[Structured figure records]
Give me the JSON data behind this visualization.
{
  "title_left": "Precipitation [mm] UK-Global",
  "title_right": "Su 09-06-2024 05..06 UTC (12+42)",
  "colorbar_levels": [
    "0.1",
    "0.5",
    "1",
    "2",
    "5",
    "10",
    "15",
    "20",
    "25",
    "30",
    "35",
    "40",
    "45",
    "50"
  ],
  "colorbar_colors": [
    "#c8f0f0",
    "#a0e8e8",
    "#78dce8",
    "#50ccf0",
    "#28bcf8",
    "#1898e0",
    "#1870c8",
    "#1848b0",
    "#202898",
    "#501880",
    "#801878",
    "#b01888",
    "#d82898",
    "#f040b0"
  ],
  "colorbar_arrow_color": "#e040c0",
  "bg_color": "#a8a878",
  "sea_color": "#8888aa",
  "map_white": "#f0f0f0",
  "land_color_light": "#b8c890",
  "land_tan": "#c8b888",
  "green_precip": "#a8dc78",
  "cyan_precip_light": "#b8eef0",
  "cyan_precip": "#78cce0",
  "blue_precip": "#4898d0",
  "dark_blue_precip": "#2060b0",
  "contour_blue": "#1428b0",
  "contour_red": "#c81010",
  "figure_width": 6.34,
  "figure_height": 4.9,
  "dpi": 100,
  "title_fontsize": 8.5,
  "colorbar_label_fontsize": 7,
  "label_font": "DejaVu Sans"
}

_Stated problem_
Copy each line of the data exactly, leaving nothing out.

_Reply to the task_
Give me the JSON data behind this visualization.
{
  "title_left": "Precipitation [mm] UK-Global",
  "title_right": "Su 09-06-2024 05..06 UTC (12+42)",
  "colorbar_levels": [
    "0.1",
    "0.5",
    "1",
    "2",
    "5",
    "10",
    "15",
    "20",
    "25",
    "30",
    "35",
    "40",
    "45",
    "50"
  ],
  "colorbar_colors": [
    "#c8f0f0",
    "#a0e8e8",
    "#78dce8",
    "#50ccf0",
    "#28bcf8",
    "#1898e0",
    "#1870c8",
    "#1848b0",
    "#202898",
    "#501880",
    "#801878",
    "#b01888",
    "#d82898",
    "#f040b0"
  ],
  "colorbar_arrow_color": "#e040c0",
  "bg_color": "#a8a878",
  "sea_color": "#8888aa",
  "map_white": "#f0f0f0",
  "land_color_light": "#b8c890",
  "land_tan": "#c8b888",
  "green_precip": "#a8dc78",
  "cyan_precip_light": "#b8eef0",
  "cyan_precip": "#78cce0",
  "blue_precip": "#4898d0",
  "dark_blue_precip": "#2060b0",
  "contour_blue": "#1428b0",
  "contour_red": "#c81010",
  "figure_width": 6.34,
  "figure_height": 4.9,
  "dpi": 100,
  "title_fontsize": 8.5,
  "colorbar_label_fontsize": 7,
  "label_font": "DejaVu Sans"
}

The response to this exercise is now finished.